## Goal
Every record below should be transcribed exactly. Omit the images.

(Source records)
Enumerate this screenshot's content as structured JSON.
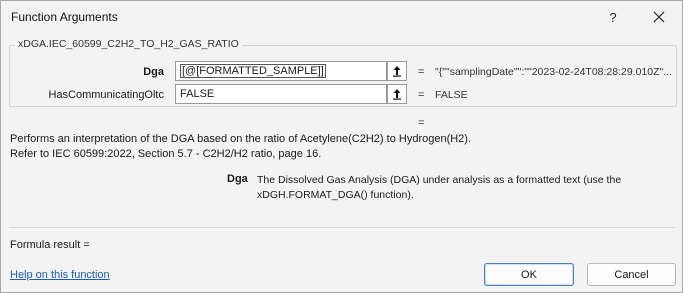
{
  "window": {
    "title": "Function Arguments",
    "help_glyph": "?"
  },
  "function": {
    "name": "xDGA.IEC_60599_C2H2_TO_H2_GAS_RATIO"
  },
  "arguments": [
    {
      "label": "Dga",
      "value": "[@[FORMATTED_SAMPLE]]",
      "equals": "=",
      "result": "\"{\"\"samplingDate\"\":\"\"2023-02-24T08:28:29.010Z\"..."
    },
    {
      "label": "HasCommunicatingOltc",
      "value": "FALSE",
      "equals": "=",
      "result": "FALSE"
    }
  ],
  "function_result_equals": "=",
  "description": {
    "line1": "Performs an interpretation of the DGA based on the ratio of Acetylene(C2H2) to Hydrogen(H2).",
    "line2": "Refer to IEC 60599:2022, Section 5.7 - C2H2/H2 ratio, page 16."
  },
  "parameter_help": {
    "name": "Dga",
    "text": "The Dissolved Gas Analysis (DGA) under analysis as a formatted text (use the xDGH.FORMAT_DGA() function)."
  },
  "formula_result": {
    "label": "Formula result ="
  },
  "links": {
    "help": "Help on this function"
  },
  "buttons": {
    "ok": "OK",
    "cancel": "Cancel"
  }
}
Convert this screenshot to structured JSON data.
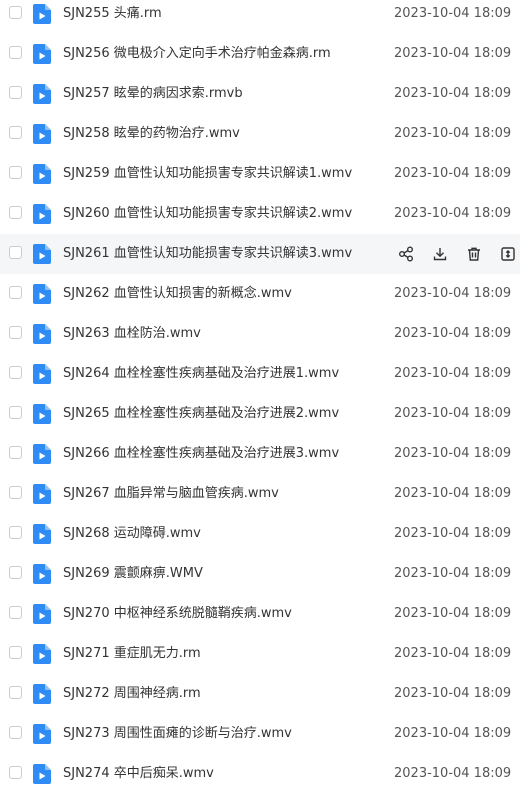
{
  "colors": {
    "accent": "#2f8cf4",
    "hover_row": "#f5f6f8",
    "text": "#333333",
    "icon": "#333333"
  },
  "icons": {
    "file": "video-file-icon",
    "actions": [
      "share-icon",
      "download-icon",
      "delete-icon",
      "more-icon"
    ]
  },
  "files": [
    {
      "name": "SJN255 头痛.rm",
      "date": "2023-10-04 18:09"
    },
    {
      "name": "SJN256 微电极介入定向手术治疗帕金森病.rm",
      "date": "2023-10-04 18:09"
    },
    {
      "name": "SJN257 眩晕的病因求索.rmvb",
      "date": "2023-10-04 18:09"
    },
    {
      "name": "SJN258 眩晕的药物治疗.wmv",
      "date": "2023-10-04 18:09"
    },
    {
      "name": "SJN259 血管性认知功能损害专家共识解读1.wmv",
      "date": "2023-10-04 18:09"
    },
    {
      "name": "SJN260 血管性认知功能损害专家共识解读2.wmv",
      "date": "2023-10-04 18:09"
    },
    {
      "name": "SJN261 血管性认知功能损害专家共识解读3.wmv",
      "date": "",
      "hovered": true
    },
    {
      "name": "SJN262 血管性认知损害的新概念.wmv",
      "date": "2023-10-04 18:09"
    },
    {
      "name": "SJN263 血栓防治.wmv",
      "date": "2023-10-04 18:09"
    },
    {
      "name": "SJN264 血栓栓塞性疾病基础及治疗进展1.wmv",
      "date": "2023-10-04 18:09"
    },
    {
      "name": "SJN265 血栓栓塞性疾病基础及治疗进展2.wmv",
      "date": "2023-10-04 18:09"
    },
    {
      "name": "SJN266 血栓栓塞性疾病基础及治疗进展3.wmv",
      "date": "2023-10-04 18:09"
    },
    {
      "name": "SJN267 血脂异常与脑血管疾病.wmv",
      "date": "2023-10-04 18:09"
    },
    {
      "name": "SJN268 运动障碍.wmv",
      "date": "2023-10-04 18:09"
    },
    {
      "name": "SJN269 震颤麻痹.WMV",
      "date": "2023-10-04 18:09"
    },
    {
      "name": "SJN270 中枢神经系统脱髓鞘疾病.wmv",
      "date": "2023-10-04 18:09"
    },
    {
      "name": "SJN271 重症肌无力.rm",
      "date": "2023-10-04 18:09"
    },
    {
      "name": "SJN272 周围神经病.rm",
      "date": "2023-10-04 18:09"
    },
    {
      "name": "SJN273 周围性面瘫的诊断与治疗.wmv",
      "date": "2023-10-04 18:09"
    },
    {
      "name": "SJN274 卒中后痴呆.wmv",
      "date": "2023-10-04 18:09"
    }
  ]
}
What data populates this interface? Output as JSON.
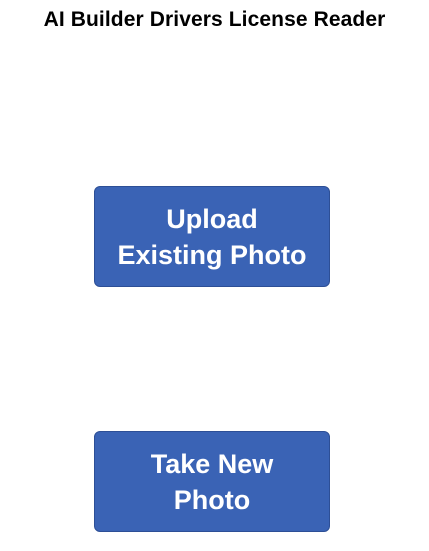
{
  "app": {
    "title": "AI Builder Drivers License Reader"
  },
  "actions": {
    "upload_label": "Upload Existing Photo",
    "take_label": "Take New Photo"
  },
  "colors": {
    "button_fill": "#3a63b5",
    "button_border": "#2d4f96",
    "button_text": "#ffffff",
    "title_text": "#000000",
    "background": "#ffffff"
  }
}
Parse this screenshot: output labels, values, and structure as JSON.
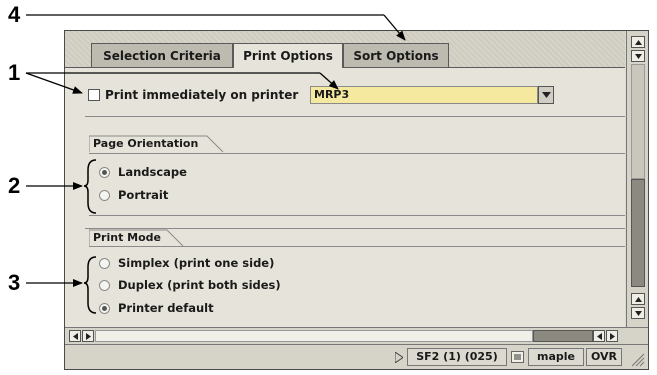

## Exercise response
Enumerate this screenshot's content as structured JSON.
{
  "window": {
    "title": "Function Arguments",
    "help_glyph": "?"
  },
  "function": {
    "name": "xDGA.IEC_60599_C2H2_TO_H2_GAS_RATIO"
  },
  "arguments": [
    {
      "label": "Dga",
      "value": "[@[FORMATTED_SAMPLE]]",
      "equals": "=",
      "result": "\"{\"\"samplingDate\"\":\"\"2023-02-24T08:28:29.010Z\"..."
    },
    {
      "label": "HasCommunicatingOltc",
      "value": "FALSE",
      "equals": "=",
      "result": "FALSE"
    }
  ],
  "function_result_equals": "=",
  "description": {
    "line1": "Performs an interpretation of the DGA based on the ratio of Acetylene(C2H2) to Hydrogen(H2).",
    "line2": "Refer to IEC 60599:2022, Section 5.7 - C2H2/H2 ratio, page 16."
  },
  "parameter_help": {
    "name": "Dga",
    "text": "The Dissolved Gas Analysis (DGA) under analysis as a formatted text (use the xDGH.FORMAT_DGA() function)."
  },
  "formula_result": {
    "label": "Formula result ="
  },
  "links": {
    "help": "Help on this function"
  },
  "buttons": {
    "ok": "OK",
    "cancel": "Cancel"
  }
}
Convert this screenshot to structured JSON data.
{
  "colors": {
    "accent": "#2f8cf4",
    "hover_row": "#f5f6f8",
    "text": "#333333",
    "icon": "#333333"
  },
  "icons": {
    "file": "video-file-icon",
    "actions": [
      "share-icon",
      "download-icon",
      "delete-icon",
      "more-icon"
    ]
  },
  "files": [
    {
      "name": "SJN255 头痛.rm",
      "date": "2023-10-04 18:09"
    },
    {
      "name": "SJN256 微电极介入定向手术治疗帕金森病.rm",
      "date": "2023-10-04 18:09"
    },
    {
      "name": "SJN257 眩晕的病因求索.rmvb",
      "date": "2023-10-04 18:09"
    },
    {
      "name": "SJN258 眩晕的药物治疗.wmv",
      "date": "2023-10-04 18:09"
    },
    {
      "name": "SJN259 血管性认知功能损害专家共识解读1.wmv",
      "date": "2023-10-04 18:09"
    },
    {
      "name": "SJN260 血管性认知功能损害专家共识解读2.wmv",
      "date": "2023-10-04 18:09"
    },
    {
      "name": "SJN261 血管性认知功能损害专家共识解读3.wmv",
      "date": "",
      "hovered": true
    },
    {
      "name": "SJN262 血管性认知损害的新概念.wmv",
      "date": "2023-10-04 18:09"
    },
    {
      "name": "SJN263 血栓防治.wmv",
      "date": "2023-10-04 18:09"
    },
    {
      "name": "SJN264 血栓栓塞性疾病基础及治疗进展1.wmv",
      "date": "2023-10-04 18:09"
    },
    {
      "name": "SJN265 血栓栓塞性疾病基础及治疗进展2.wmv",
      "date": "2023-10-04 18:09"
    },
    {
      "name": "SJN266 血栓栓塞性疾病基础及治疗进展3.wmv",
      "date": "2023-10-04 18:09"
    },
    {
      "name": "SJN267 血脂异常与脑血管疾病.wmv",
      "date": "2023-10-04 18:09"
    },
    {
      "name": "SJN268 运动障碍.wmv",
      "date": "2023-10-04 18:09"
    },
    {
      "name": "SJN269 震颤麻痹.WMV",
      "date": "2023-10-04 18:09"
    },
    {
      "name": "SJN270 中枢神经系统脱髓鞘疾病.wmv",
      "date": "2023-10-04 18:09"
    },
    {
      "name": "SJN271 重症肌无力.rm",
      "date": "2023-10-04 18:09"
    },
    {
      "name": "SJN272 周围神经病.rm",
      "date": "2023-10-04 18:09"
    },
    {
      "name": "SJN273 周围性面瘫的诊断与治疗.wmv",
      "date": "2023-10-04 18:09"
    },
    {
      "name": "SJN274 卒中后痴呆.wmv",
      "date": "2023-10-04 18:09"
    }
  ]
}
What data populates this interface? Output as JSON.
{
  "app": {
    "title": "AI Builder Drivers License Reader"
  },
  "actions": {
    "upload_label": "Upload Existing Photo",
    "take_label": "Take New Photo"
  },
  "colors": {
    "button_fill": "#3a63b5",
    "button_border": "#2d4f96",
    "button_text": "#ffffff",
    "title_text": "#000000",
    "background": "#ffffff"
  }
}
Parse this screenshot: output labels, values, and structure as JSON.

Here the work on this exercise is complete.